> _SOURCE TEXT_:
= Beginning of Section =

Cardiology

Anatomy, histology and physiology

The heart is a muscular organ that pumps blood through the blood vessels of the circulatory system.
The heart has four chambers: two atria (upper chambers) and two ventricles (lower chambers). The right side of the heart receives deoxygenated blood from the body and pumps it to the lungs for oxygenation, while the left side receives oxygenated blood from the lungs and pumps it to the rest of the body.

The heart has four main valves that regulate blood flow between the chambers and prevent backflow:
  • Tricuspid valve: between the right atrium and right ventricle.
  • Pulmonary valve: between the right ventricle and pulmonary artery
  • Mitral valve: between the left atrium and left ventricle
  • Aortic valve: between the left ventricle and aorta
The heart is supplied with oxygenated blood by the coronary arteries, which branch off from the aorta (just superior to the aortic valve). The main coronary arteries are the left coronary artery (which further divides into the left anterior descending artery and the left circumflex artery) and the right coronary artery. These arteries provide the myocardium with the necessary oxygen and nutrients to function properly.
      Left coronary artery supplies blood to the left atrium, left ventricle, and interventricular septum.
      Left anterior descending artery (LAD) supplies blood to the anterior wall of the left ventricle and the interventricular septum.
      Left circumflex artery supplies blood to the lateral and posterior walls of the left ventricle.
      Right coronary artery supplies blood to the right atrium, right ventricle, and inferior wall of the left ventricle.
Heart anatomy Heart histology
Heart histology
The heart wall consists of three layers:
  • Endocardium: The innermost layer that lines the heart chambers and valves. It is composed of endothelial cells and connective tissue.
  • Myocardium: The middle layer that contains the cardiac muscle cells, called cardiomyocytes, responsible for the heart's contractile function. These cells are striated, and connected via intercalated discs which are essential for synchronized contraction of the heart muscle. Cardiomyocytes have a high density of mitochondria to meet the energy demands of continuous contraction. With time and as we age, within some cardiomyocytes, there is an accumulation of oxidized lipids and proteins called lipofuscin a yellowish-brown pigment. This is a normal part of aging and is often referred to as the "wear and tear" pigment.
  • Epicardium: The outermost layer that covers the heart's surface. It is also known as the visceral layer of the pericardium and consists of connective tissue and fat.
The heart has a specialized conduction system that coordinates the heart's electrical activity and ensures that the heart beats in a regular rhythm. The conduction system is as follows:
  • Sinoatrial (SA) node: sends signal through both atriums which then ends in the AV-node.
  • Atrioventricular (AV) node: sends signals to the bundle of His, but delays the signal a bit to make sure the atriums have contracted before the ventricles do.
  • Bundle of His: starts where the AV-node ends and extends into the ventricles. Transfers the signal to the right and left bundle branches.
  • Right and left bundle branches: runs along the interventricular septum towards the apex of the heart. Here the signal is transferred to the Purkinje fibers.

= End of Section =

> _APPLY WHAT YOU READ_:
a) According to the cardiology text, which artery supplies blood to the lateral and posterior walls of the left ventricle?
b) Continue the cardiology text from the point where it stops.
These lines have nothing to do with the cardiology text.

> _EXCERPTED DATA_:
= Beginning of Section =

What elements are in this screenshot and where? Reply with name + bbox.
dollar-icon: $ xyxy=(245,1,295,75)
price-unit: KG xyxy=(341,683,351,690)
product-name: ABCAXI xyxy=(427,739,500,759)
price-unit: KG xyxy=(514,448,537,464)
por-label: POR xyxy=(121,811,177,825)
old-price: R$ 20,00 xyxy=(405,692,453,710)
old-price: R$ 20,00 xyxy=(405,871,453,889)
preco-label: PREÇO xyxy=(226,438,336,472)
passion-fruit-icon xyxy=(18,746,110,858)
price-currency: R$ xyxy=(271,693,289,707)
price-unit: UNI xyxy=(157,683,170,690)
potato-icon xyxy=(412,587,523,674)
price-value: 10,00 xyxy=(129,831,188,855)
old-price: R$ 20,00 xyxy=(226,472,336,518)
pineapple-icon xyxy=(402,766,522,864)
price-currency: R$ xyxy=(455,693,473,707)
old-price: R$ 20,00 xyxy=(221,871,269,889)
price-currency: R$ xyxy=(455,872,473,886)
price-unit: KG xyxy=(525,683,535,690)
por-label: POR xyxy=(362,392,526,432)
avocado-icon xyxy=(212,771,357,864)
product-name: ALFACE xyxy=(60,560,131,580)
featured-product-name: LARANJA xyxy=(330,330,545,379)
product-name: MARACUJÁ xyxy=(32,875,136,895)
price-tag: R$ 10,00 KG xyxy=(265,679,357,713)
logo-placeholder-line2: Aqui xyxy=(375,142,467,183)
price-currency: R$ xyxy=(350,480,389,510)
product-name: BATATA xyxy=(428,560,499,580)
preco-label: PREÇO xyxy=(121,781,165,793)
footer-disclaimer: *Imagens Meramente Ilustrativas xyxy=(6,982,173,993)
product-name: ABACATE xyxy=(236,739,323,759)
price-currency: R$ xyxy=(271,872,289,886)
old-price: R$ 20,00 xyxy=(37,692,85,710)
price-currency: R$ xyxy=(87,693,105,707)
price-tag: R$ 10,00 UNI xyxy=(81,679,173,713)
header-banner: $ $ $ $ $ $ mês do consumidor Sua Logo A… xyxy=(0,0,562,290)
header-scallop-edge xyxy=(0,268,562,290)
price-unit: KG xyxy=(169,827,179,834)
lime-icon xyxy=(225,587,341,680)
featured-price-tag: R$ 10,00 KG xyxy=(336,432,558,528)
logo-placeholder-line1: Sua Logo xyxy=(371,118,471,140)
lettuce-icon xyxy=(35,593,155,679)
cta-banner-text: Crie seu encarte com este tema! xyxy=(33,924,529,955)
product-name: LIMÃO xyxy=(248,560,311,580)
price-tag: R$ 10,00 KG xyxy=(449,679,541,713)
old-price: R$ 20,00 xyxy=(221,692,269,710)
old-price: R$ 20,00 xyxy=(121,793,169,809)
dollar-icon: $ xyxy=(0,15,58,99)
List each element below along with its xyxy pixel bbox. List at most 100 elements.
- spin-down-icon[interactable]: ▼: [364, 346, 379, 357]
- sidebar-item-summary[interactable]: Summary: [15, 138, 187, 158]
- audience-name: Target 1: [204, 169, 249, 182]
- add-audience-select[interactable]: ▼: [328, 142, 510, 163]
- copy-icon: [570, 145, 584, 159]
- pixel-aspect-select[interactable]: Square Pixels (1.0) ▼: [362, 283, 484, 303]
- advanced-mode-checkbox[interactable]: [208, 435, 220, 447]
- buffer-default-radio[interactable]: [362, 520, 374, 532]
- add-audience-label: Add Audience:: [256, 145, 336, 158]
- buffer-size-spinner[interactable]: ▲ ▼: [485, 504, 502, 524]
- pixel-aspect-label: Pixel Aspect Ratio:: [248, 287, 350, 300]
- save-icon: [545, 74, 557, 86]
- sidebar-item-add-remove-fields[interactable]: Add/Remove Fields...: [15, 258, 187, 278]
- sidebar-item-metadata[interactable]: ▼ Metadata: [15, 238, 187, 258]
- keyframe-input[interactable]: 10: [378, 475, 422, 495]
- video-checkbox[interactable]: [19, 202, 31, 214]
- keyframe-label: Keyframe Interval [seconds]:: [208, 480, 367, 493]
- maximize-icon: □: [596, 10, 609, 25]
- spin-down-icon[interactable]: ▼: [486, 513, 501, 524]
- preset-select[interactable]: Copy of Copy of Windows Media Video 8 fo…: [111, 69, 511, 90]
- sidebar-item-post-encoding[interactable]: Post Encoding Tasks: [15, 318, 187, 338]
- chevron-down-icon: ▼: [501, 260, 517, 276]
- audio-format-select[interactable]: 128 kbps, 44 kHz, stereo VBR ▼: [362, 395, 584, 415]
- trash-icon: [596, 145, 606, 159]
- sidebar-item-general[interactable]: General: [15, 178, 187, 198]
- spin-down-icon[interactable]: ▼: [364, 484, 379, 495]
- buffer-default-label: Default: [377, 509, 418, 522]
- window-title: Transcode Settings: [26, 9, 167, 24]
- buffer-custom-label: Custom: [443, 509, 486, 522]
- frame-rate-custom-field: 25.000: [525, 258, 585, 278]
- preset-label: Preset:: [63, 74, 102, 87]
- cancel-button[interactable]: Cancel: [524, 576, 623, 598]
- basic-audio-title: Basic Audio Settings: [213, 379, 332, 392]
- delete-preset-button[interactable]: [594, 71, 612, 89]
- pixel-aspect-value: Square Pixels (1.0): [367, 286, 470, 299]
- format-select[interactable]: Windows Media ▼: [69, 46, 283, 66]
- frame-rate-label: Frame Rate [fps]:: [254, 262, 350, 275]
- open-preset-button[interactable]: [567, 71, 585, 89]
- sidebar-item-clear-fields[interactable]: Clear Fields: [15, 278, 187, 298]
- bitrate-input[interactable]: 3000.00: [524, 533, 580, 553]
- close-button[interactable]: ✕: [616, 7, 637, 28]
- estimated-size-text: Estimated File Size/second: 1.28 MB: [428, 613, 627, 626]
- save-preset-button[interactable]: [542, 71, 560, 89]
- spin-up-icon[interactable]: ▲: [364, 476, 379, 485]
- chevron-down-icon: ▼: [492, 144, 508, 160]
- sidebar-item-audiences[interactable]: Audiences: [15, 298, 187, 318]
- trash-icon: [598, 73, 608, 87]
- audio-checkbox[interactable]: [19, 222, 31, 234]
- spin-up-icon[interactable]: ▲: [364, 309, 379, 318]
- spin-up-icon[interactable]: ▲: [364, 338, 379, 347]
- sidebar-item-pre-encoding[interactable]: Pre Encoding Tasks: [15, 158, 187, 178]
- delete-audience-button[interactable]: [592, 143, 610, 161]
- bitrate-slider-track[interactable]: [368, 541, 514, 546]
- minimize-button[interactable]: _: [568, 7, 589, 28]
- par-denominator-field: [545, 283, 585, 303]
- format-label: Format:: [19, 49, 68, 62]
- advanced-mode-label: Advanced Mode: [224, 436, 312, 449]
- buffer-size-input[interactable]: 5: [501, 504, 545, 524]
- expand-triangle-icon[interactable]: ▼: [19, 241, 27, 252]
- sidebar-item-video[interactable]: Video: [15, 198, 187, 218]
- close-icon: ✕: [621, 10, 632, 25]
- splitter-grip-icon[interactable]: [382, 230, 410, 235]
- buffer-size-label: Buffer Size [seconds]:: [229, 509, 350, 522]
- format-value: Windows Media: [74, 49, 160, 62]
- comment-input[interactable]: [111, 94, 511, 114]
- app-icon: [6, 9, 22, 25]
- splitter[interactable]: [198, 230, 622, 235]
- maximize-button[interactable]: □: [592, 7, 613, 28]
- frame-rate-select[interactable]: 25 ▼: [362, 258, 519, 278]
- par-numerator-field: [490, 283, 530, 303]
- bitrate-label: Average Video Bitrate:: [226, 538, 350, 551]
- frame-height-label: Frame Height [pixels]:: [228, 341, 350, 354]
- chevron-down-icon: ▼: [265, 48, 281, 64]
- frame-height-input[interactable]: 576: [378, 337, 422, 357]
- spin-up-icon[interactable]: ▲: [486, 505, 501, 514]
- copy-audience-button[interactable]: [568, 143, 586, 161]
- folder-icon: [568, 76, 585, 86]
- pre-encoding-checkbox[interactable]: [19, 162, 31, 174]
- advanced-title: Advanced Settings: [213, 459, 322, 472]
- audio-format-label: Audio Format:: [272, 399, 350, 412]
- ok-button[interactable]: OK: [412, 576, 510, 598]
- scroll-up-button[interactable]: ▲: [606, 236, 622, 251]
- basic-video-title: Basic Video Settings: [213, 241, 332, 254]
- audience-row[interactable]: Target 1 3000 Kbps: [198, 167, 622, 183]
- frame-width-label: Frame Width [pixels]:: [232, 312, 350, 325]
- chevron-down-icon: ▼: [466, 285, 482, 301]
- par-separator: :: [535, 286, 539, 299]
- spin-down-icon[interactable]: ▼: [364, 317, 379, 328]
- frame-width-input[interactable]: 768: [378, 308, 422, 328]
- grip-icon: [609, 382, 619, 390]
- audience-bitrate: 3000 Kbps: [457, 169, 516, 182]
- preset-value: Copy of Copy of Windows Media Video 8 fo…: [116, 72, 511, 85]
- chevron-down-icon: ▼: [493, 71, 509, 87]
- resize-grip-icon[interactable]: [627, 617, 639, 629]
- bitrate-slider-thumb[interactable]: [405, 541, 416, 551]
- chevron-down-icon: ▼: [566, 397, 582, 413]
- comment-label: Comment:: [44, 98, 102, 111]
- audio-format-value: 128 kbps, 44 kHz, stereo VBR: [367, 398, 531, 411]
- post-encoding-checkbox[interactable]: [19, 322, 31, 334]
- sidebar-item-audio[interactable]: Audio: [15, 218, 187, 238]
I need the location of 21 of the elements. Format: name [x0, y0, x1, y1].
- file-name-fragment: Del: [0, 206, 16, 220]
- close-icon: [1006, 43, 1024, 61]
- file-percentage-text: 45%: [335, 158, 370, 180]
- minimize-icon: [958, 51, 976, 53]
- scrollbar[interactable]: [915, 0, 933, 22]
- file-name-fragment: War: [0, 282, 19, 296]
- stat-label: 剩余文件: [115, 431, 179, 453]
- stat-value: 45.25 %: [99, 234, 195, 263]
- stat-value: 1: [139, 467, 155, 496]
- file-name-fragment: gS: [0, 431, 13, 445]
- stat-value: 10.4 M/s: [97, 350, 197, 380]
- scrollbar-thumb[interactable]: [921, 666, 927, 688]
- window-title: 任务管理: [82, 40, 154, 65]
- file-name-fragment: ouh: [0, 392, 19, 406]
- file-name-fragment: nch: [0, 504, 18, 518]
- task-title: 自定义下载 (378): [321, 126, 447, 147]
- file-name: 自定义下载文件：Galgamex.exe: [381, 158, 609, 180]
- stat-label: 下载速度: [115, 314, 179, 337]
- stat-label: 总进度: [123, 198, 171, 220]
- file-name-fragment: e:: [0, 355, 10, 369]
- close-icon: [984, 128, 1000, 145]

= End of Section =

> _RESULTS IN ORDER_:
a) The left circumflex artery.

b)
  • Purkinje fibers: go from the bundle branches and into the walls of the ventricles.
Heart histology
Heart histology

ECG

An electrocardiogram (ECG or EKG) is a test that measures the electrical activity of the heart. It is a non-invasive and painless procedure that involves placing electrodes on the skin on the left side of the chest to record the heart's electrical signals. The ECG produces a graph that shows the timing and strength of the electrical signals as they travel through the heart. The ECG can provide important information about the heart's rhythm, rate, and overall function. It can also help diagnose various heart conditions, such as arrhythmias, heart attacks, and other cardiac abnormalities. Usually to diagnose a rythm, only a few electrodes are needed, however if the goal is to pinpoint a location of, for example, an infarction or ischemia, more electrodes in more locations is needed.
The main components of an ECG waveform include:
  • P wave: represents atrial depolarization, which is the electrical activity that triggers atrial contraction.
  • QRS complex: represents ventricular depolarization, which is the electrical activity that triggers ventricular contraction. The QRS complex is typically the largest waveform on the ECG.
  • T wave: represents ventricular repolarization, which is the electrical activity that occurs as the ventricles recover from contraction and prepare for the next heartbeat.
  • PR interval: the time between the start of the P wave and the start of the QRS complex. It reflects the time it takes for the electrical signal to travel from the atria to the ventricles.
  • QT interval: the time between the start of the QRS complex and the end of the T wave. It reflects the time it takes for the ventricles to depolarize and repolarize.
  • PR segment: represents the delay of the signal in the AV node.
  • ST segment: represents the time between ventricular depolarization and repolarization, and is important in diagnosing myocardial ischemia or infarction.
      ST-elevation: indicates myocardial injury, often due to acute myocardial infarction (heart attack).
      ST-depression: indicates myocardial ischemia, which can be caused by conditions such as angina or coronary artery disease.


Pathology


Ischemic heart disease

Is a condition characterized by reduced blood flow to the heart muscle (myocardium) due to narrowing or blockage of the coronary arteries. This can lead to chest pain (angina), shortness of breath, and other symptoms. If left untreated, ischemic heart disease can lead to heart attacks and heart failure.
The most common cause of ischemic heart disease is atherosclerosis, a condition in which fatty deposits (plaques) build up in the walls of the coronary arteries, leading to narrowing and reduced blood flow. Other risk factors for ischemic heart disease include high blood pressure, smoking, diabetes, obesity, and a family history of heart disease.
Clinical features
Diagnosis
The diagnosis of ischemic heart disease is based on a combination of clinical history, physical examination, and diagnostic tests. Common diagnostic tests include:
Treatment
Treatment for ischemic heart disease may include:
      Life style changes: such as diet (to lower cholesterol levels), smoking cessation, weight loss and exercise (to improve cardiovascular health).
      Medications: such as aspirin (to reduce blood clotting) , beta-blockers (to reduce heart rate and blood pressure) , and statins ( to lower cholesterol levels in the blood).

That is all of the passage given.